WHAT THE TASK REQUIRES: Read the lines below. Copy out any that hold the string "подъ".

++++ DATA PROVIDED ++++

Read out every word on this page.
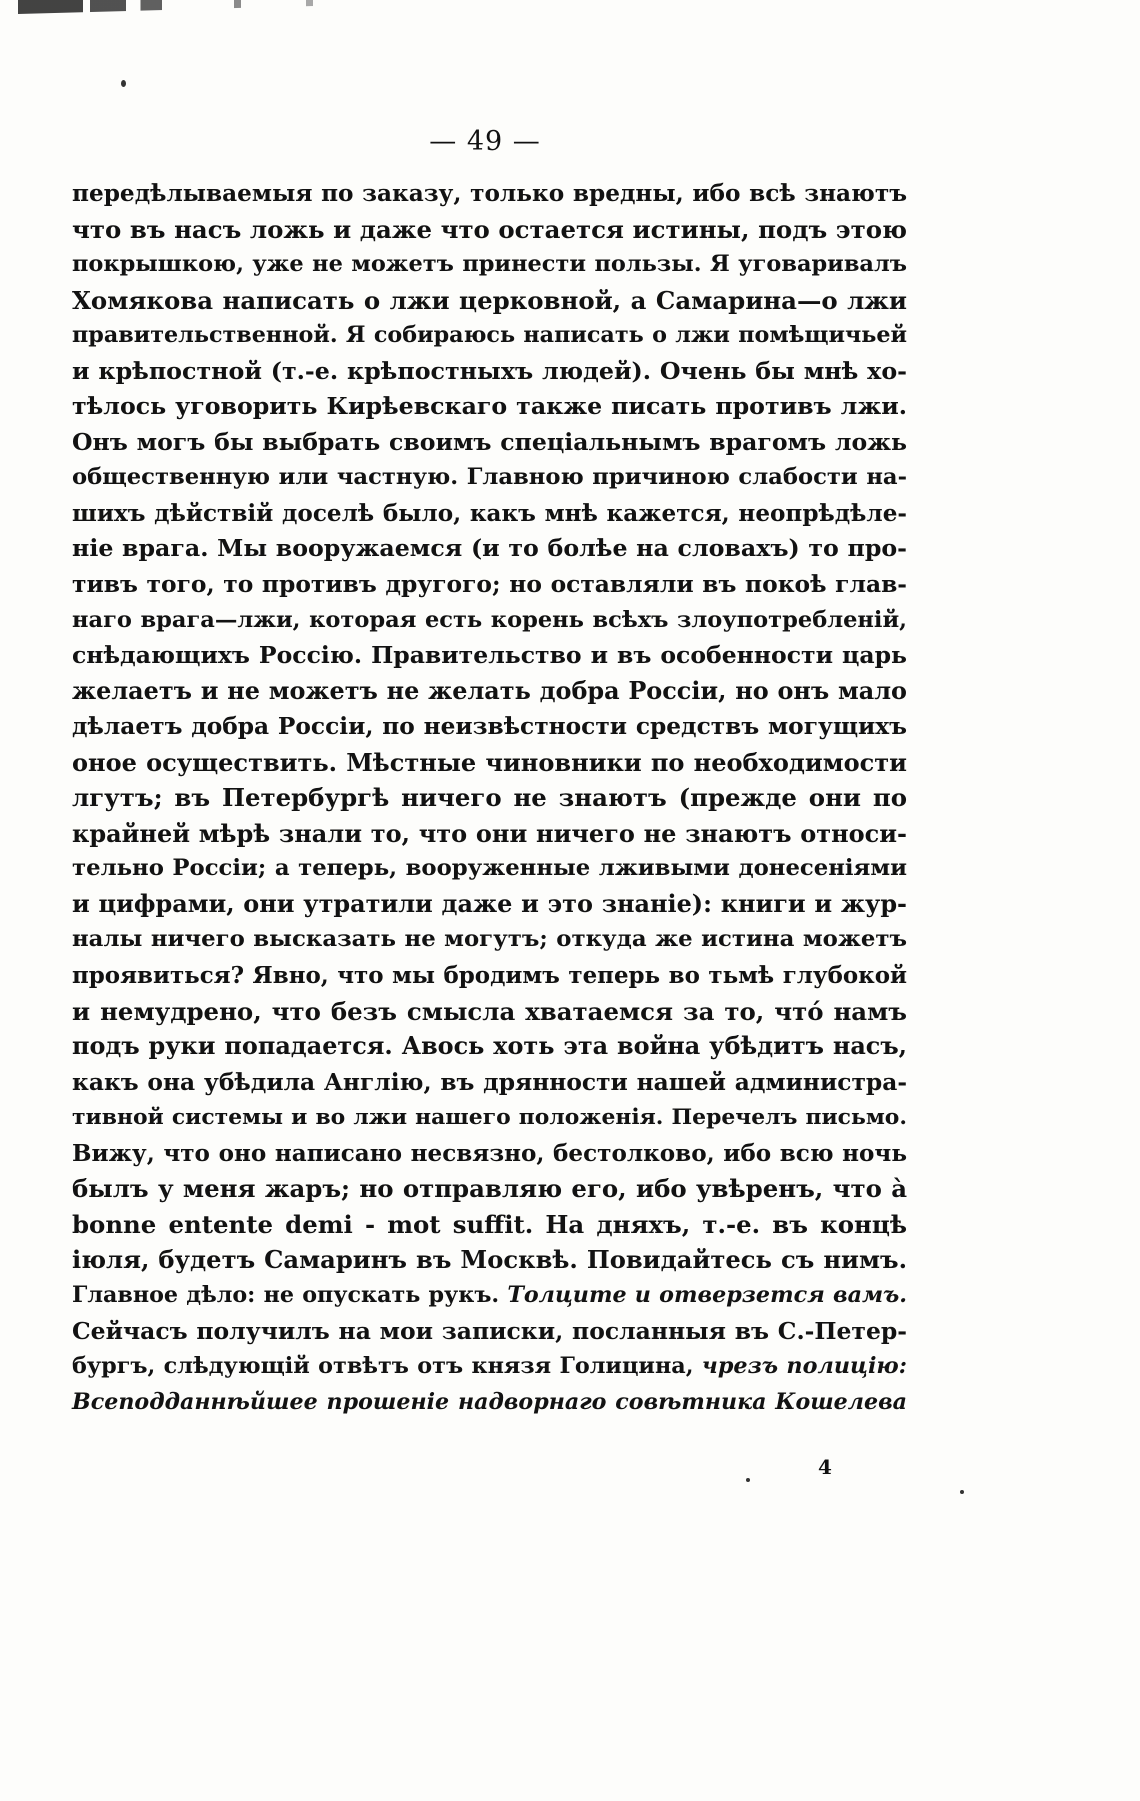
— 49 —
передѣлываемыя по заказу, только вредны, ибо всѣ знаютъ
что въ насъ ложь и даже что остается истины, подъ этою
покрышкою, уже не можетъ принести пользы. Я уговаривалъ
Хомякова написать о лжи церковной, а Самарина—о лжи
правительственной. Я собираюсь написать о лжи помѣщичьей
и крѣпостной (т.-е. крѣпостныхъ людей). Очень бы мнѣ хо-
тѣлось уговорить Кирѣевскаго также писать противъ лжи.
Онъ могъ бы выбрать своимъ спеціальнымъ врагомъ ложь
общественную или частную. Главною причиною слабости на-
шихъ дѣйствій доселѣ было, какъ мнѣ кажется, неопрѣдѣле-
ніе врага. Мы вооружаемся (и то болѣе на словахъ) то про-
тивъ того, то противъ другого; но оставляли въ покоѣ глав-
наго врага—лжи, которая есть корень всѣхъ злоупотребленій,
снѣдающихъ Россію. Правительство и въ особенности царь
желаетъ и не можетъ не желать добра Россіи, но онъ мало
дѣлаетъ добра Россіи, по неизвѣстности средствъ могущихъ
оное осуществить. Мѣстные чиновники по необходимости
лгутъ; въ Петербургѣ ничего не знаютъ (прежде они по
крайней мѣрѣ знали то, что они ничего не знаютъ относи-
тельно Россіи; а теперь, вооруженные лживыми донесеніями
и цифрами, они утратили даже и это знаніе): книги и жур-
налы ничего высказать не могутъ; откуда же истина можетъ
проявиться? Явно, что мы бродимъ теперь во тьмѣ глубокой
и немудрено, что безъ смысла хватаемся за то, что́ намъ
подъ руки попадается. Авось хоть эта война убѣдитъ насъ,
какъ она убѣдила Англію, въ дрянности нашей администра-
тивной системы и во лжи нашего положенія. Перечелъ письмо.
Вижу, что оно написано несвязно, бестолково, ибо всю ночь
былъ у меня жаръ; но отправляю его, ибо увѣренъ, что à
bonne entente demi - mot suffit. На дняхъ, т.-е. въ концѣ
іюля, будетъ Самаринъ въ Москвѣ. Повидайтесь съ нимъ.
Главное дѣло: не опускать рукъ. Толците и отверзется вамъ.
Сейчасъ получилъ на мои записки, посланныя въ С.-Петер-
бургъ, слѣдующій отвѣтъ отъ князя Голицина, чрезъ полицію:
Всеподданнѣйшее прошеніе надворнаго совѣтника Кошелева
4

++++

RESULT:
что въ насъ ложь и даже что остается истины, подъ этою
подъ руки попадается. Авось хоть эта война убѣдитъ насъ,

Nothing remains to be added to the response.